**WHAT IS EXPECTED**
Of the lines in these entries, how many contain the string "content"? Give the number and nothing else.

**TASK INPUTS**
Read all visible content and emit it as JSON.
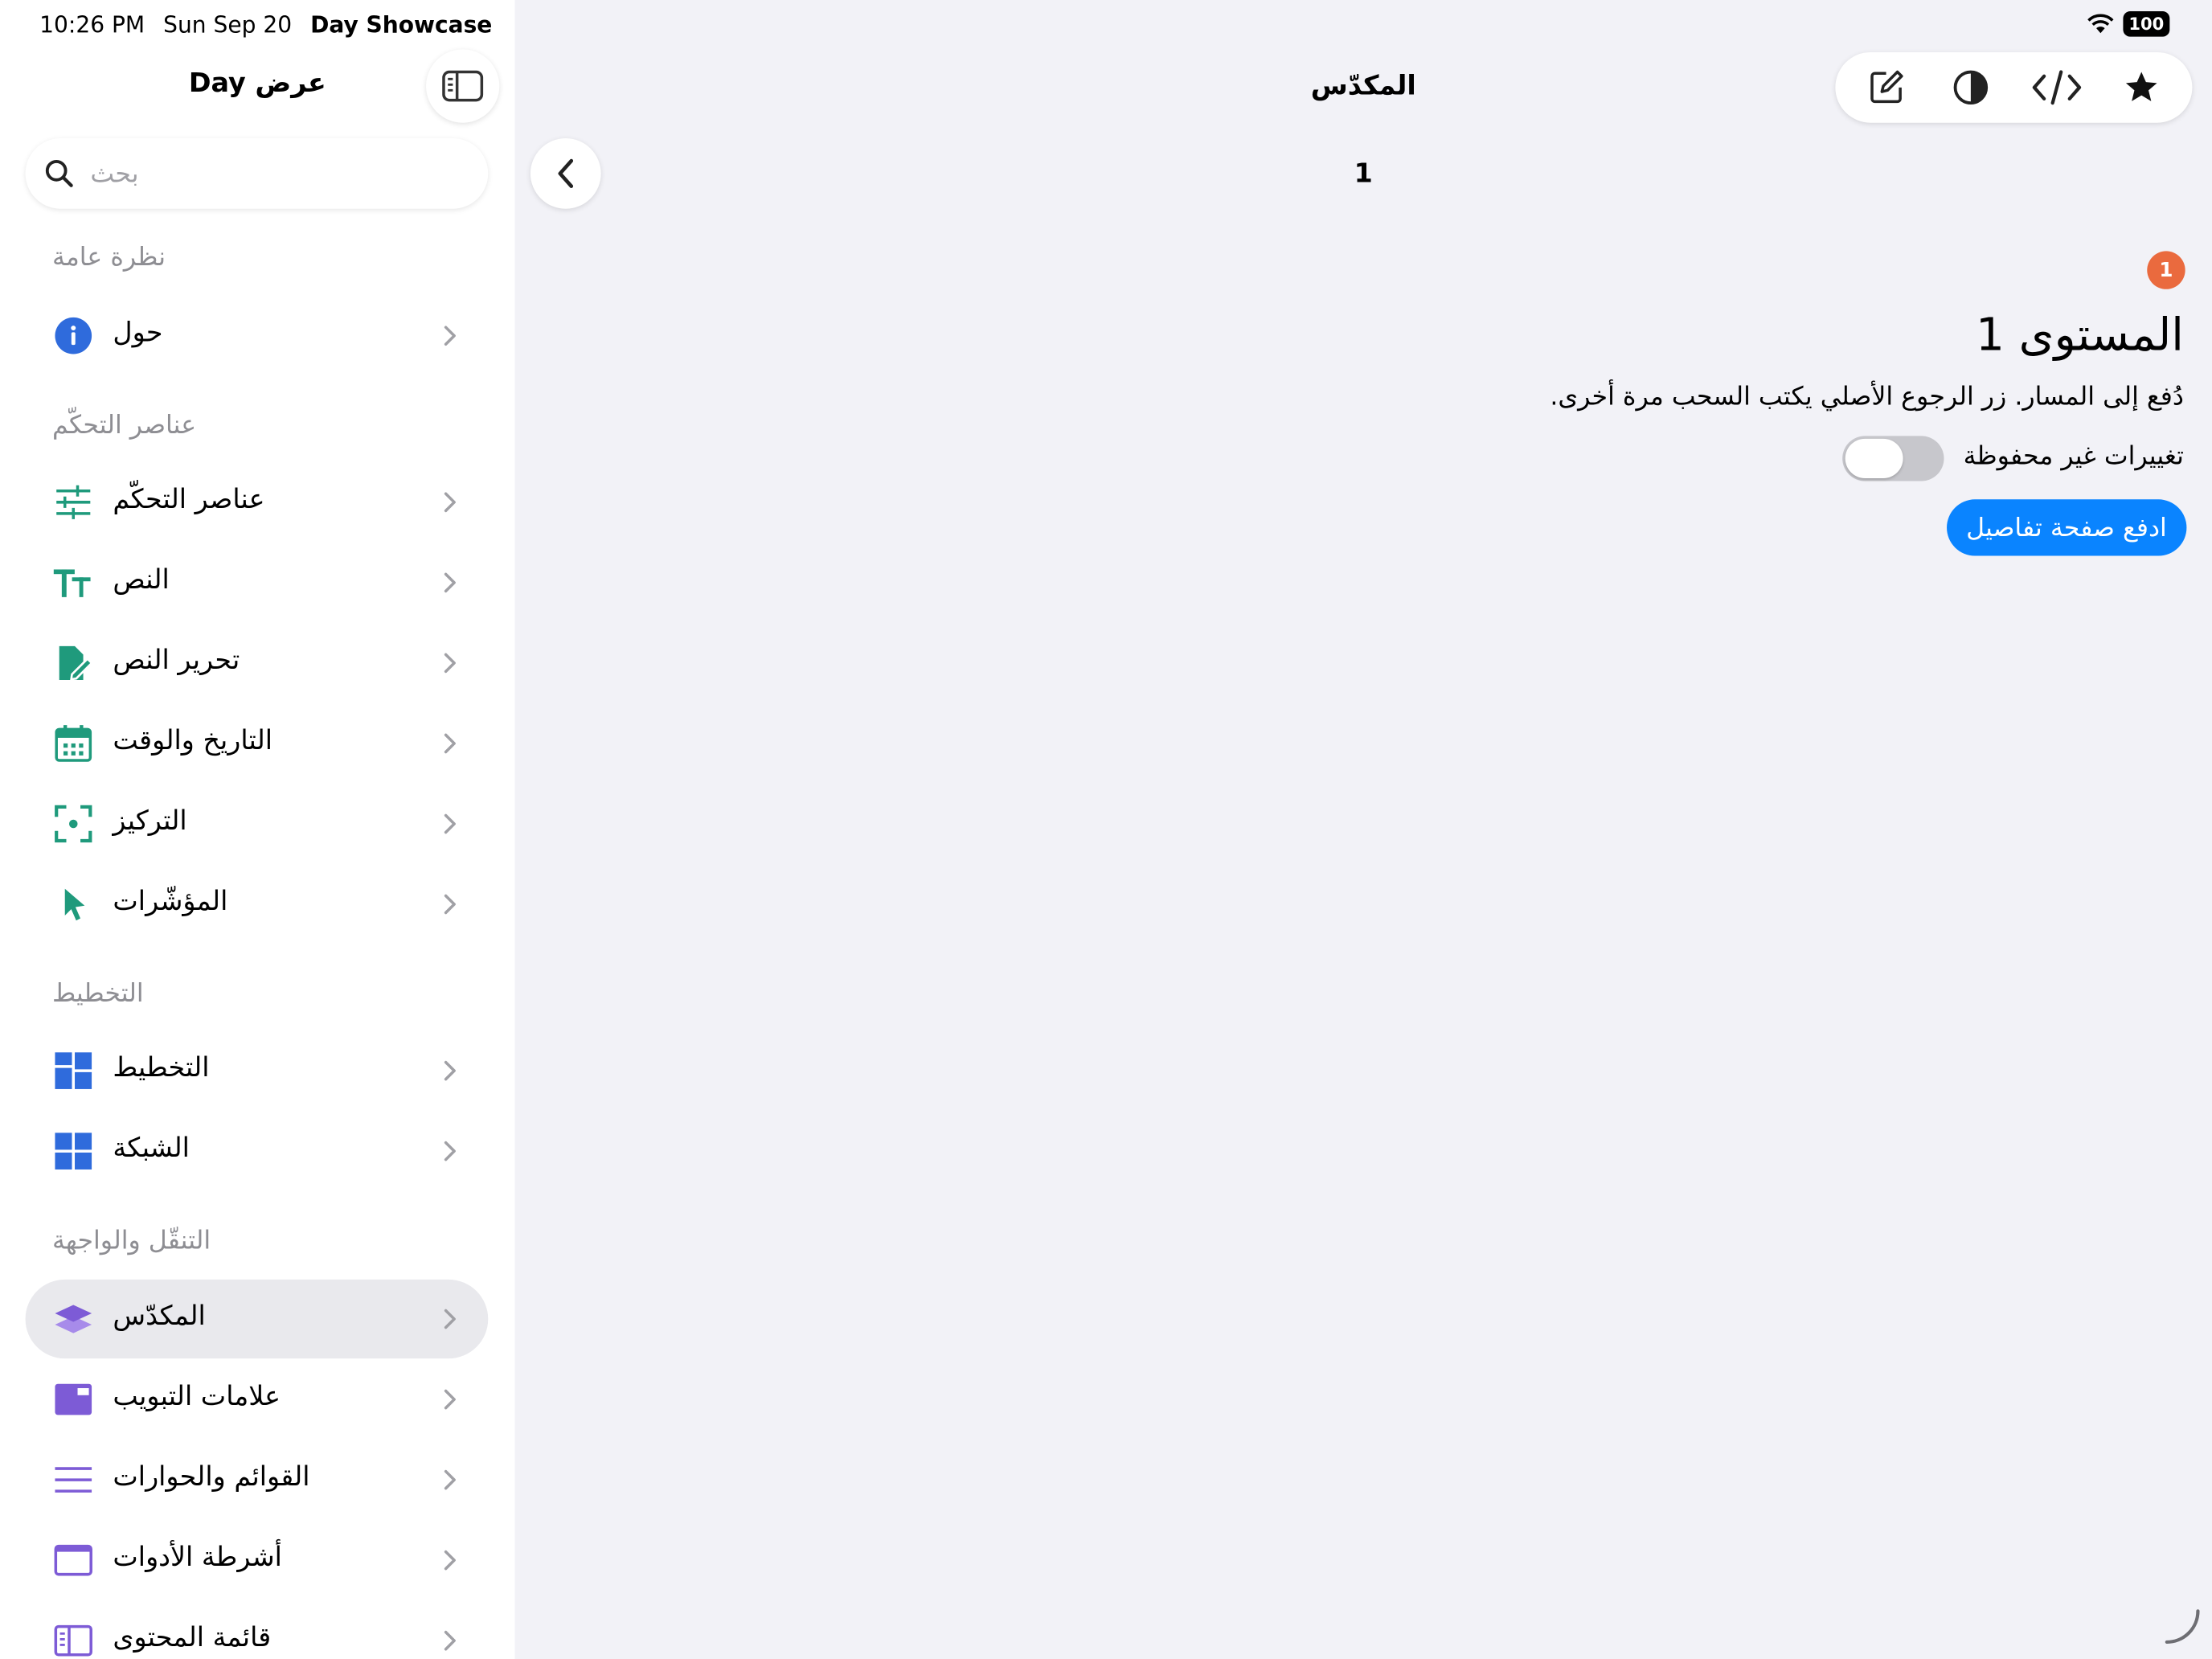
{
  "status_bar": {
    "time": "10:26 PM",
    "date": "Sun Sep 20",
    "app_name": "Day Showcase",
    "battery": "100"
  },
  "sidebar": {
    "title": "عرض Day",
    "search_placeholder": "بحث",
    "sections": [
      {
        "header": "نظرة عامة",
        "items": [
          {
            "label": "حول",
            "icon": "info-icon"
          }
        ]
      },
      {
        "header": "عناصر التحكّم",
        "items": [
          {
            "label": "عناصر التحكّم",
            "icon": "sliders-icon"
          },
          {
            "label": "النص",
            "icon": "text-size-icon"
          },
          {
            "label": "تحرير النص",
            "icon": "document-edit-icon"
          },
          {
            "label": "التاريخ والوقت",
            "icon": "calendar-icon"
          },
          {
            "label": "التركيز",
            "icon": "focus-icon"
          },
          {
            "label": "المؤشّرات",
            "icon": "pointer-icon"
          }
        ]
      },
      {
        "header": "التخطيط",
        "items": [
          {
            "label": "التخطيط",
            "icon": "layout-icon"
          },
          {
            "label": "الشبكة",
            "icon": "grid-icon"
          }
        ]
      },
      {
        "header": "التنقّل والواجهة",
        "items": [
          {
            "label": "المكدّس",
            "icon": "stack-icon",
            "selected": true
          },
          {
            "label": "علامات التبويب",
            "icon": "tabs-icon"
          },
          {
            "label": "القوائم والحوارات",
            "icon": "menu-lines-icon"
          },
          {
            "label": "أشرطة الأدوات",
            "icon": "toolbar-icon"
          },
          {
            "label": "قائمة المحتوى",
            "icon": "content-list-icon"
          }
        ]
      }
    ]
  },
  "main": {
    "nav_title": "المكدّس",
    "page_number": "1",
    "badge_count": "1",
    "level_title": "المستوى 1",
    "description": "دُفع إلى المسار. زر الرجوع الأصلي يكتب السحب مرة أخرى.",
    "unsaved_label": "تغييرات غير محفوظة",
    "unsaved_toggle_on": false,
    "push_button_label": "ادفع صفحة تفاصيل"
  },
  "colors": {
    "accent_blue": "#0a84ff",
    "teal": "#1f9a7c",
    "blue_icon": "#2f6bdc",
    "purple": "#7d5bd6",
    "badge_orange": "#ea6a3e"
  }
}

**FINAL ANSWER**
2